Start

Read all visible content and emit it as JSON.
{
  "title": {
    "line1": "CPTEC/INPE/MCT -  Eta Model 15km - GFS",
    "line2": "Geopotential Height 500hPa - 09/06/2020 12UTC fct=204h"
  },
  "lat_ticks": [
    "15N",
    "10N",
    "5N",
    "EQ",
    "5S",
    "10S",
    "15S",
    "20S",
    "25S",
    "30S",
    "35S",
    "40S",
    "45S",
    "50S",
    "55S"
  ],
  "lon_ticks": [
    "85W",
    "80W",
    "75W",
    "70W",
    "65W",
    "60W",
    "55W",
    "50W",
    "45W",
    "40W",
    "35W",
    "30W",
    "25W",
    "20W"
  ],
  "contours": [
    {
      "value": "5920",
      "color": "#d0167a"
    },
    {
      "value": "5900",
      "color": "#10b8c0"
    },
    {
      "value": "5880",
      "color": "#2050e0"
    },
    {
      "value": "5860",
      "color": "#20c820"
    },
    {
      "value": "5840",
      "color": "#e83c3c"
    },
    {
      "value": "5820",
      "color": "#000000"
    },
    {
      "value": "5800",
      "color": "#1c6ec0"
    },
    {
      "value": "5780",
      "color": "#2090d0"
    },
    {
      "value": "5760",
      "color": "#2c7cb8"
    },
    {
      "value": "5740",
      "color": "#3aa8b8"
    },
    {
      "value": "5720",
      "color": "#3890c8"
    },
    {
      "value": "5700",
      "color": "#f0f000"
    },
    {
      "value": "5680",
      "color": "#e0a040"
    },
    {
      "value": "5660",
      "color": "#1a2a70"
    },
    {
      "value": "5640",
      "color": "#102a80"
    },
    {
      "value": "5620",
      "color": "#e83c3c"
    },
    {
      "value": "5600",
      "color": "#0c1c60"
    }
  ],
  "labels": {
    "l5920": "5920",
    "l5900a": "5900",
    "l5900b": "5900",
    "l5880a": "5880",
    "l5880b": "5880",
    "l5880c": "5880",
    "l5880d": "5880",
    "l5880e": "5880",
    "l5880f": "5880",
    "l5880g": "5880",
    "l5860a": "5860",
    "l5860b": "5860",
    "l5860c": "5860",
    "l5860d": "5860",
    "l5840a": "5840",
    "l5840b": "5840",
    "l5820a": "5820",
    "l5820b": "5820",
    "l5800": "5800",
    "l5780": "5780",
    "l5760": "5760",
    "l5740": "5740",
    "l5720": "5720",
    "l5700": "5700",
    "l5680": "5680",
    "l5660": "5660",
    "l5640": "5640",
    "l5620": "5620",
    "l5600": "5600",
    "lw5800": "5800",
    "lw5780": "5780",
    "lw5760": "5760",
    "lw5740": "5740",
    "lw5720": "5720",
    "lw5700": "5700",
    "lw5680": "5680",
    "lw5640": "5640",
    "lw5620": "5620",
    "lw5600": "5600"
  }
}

End

Repeat the data above exactly.

Read all visible content and emit it as JSON.
{
  "title": {
    "line1": "CPTEC/INPE/MCT -  Eta Model 15km - GFS",
    "line2": "Geopotential Height 500hPa - 09/06/2020 12UTC fct=204h"
  },
  "lat_ticks": [
    "15N",
    "10N",
    "5N",
    "EQ",
    "5S",
    "10S",
    "15S",
    "20S",
    "25S",
    "30S",
    "35S",
    "40S",
    "45S",
    "50S",
    "55S"
  ],
  "lon_ticks": [
    "85W",
    "80W",
    "75W",
    "70W",
    "65W",
    "60W",
    "55W",
    "50W",
    "45W",
    "40W",
    "35W",
    "30W",
    "25W",
    "20W"
  ],
  "contours": [
    {
      "value": "5920",
      "color": "#d0167a"
    },
    {
      "value": "5900",
      "color": "#10b8c0"
    },
    {
      "value": "5880",
      "color": "#2050e0"
    },
    {
      "value": "5860",
      "color": "#20c820"
    },
    {
      "value": "5840",
      "color": "#e83c3c"
    },
    {
      "value": "5820",
      "color": "#000000"
    },
    {
      "value": "5800",
      "color": "#1c6ec0"
    },
    {
      "value": "5780",
      "color": "#2090d0"
    },
    {
      "value": "5760",
      "color": "#2c7cb8"
    },
    {
      "value": "5740",
      "color": "#3aa8b8"
    },
    {
      "value": "5720",
      "color": "#3890c8"
    },
    {
      "value": "5700",
      "color": "#f0f000"
    },
    {
      "value": "5680",
      "color": "#e0a040"
    },
    {
      "value": "5660",
      "color": "#1a2a70"
    },
    {
      "value": "5640",
      "color": "#102a80"
    },
    {
      "value": "5620",
      "color": "#e83c3c"
    },
    {
      "value": "5600",
      "color": "#0c1c60"
    }
  ],
  "labels": {
    "l5920": "5920",
    "l5900a": "5900",
    "l5900b": "5900",
    "l5880a": "5880",
    "l5880b": "5880",
    "l5880c": "5880",
    "l5880d": "5880",
    "l5880e": "5880",
    "l5880f": "5880",
    "l5880g": "5880",
    "l5860a": "5860",
    "l5860b": "5860",
    "l5860c": "5860",
    "l5860d": "5860",
    "l5840a": "5840",
    "l5840b": "5840",
    "l5820a": "5820",
    "l5820b": "5820",
    "l5800": "5800",
    "l5780": "5780",
    "l5760": "5760",
    "l5740": "5740",
    "l5720": "5720",
    "l5700": "5700",
    "l5680": "5680",
    "l5660": "5660",
    "l5640": "5640",
    "l5620": "5620",
    "l5600": "5600",
    "lw5800": "5800",
    "lw5780": "5780",
    "lw5760": "5760",
    "lw5740": "5740",
    "lw5720": "5720",
    "lw5700": "5700",
    "lw5680": "5680",
    "lw5640": "5640",
    "lw5620": "5620",
    "lw5600": "5600"
  }
}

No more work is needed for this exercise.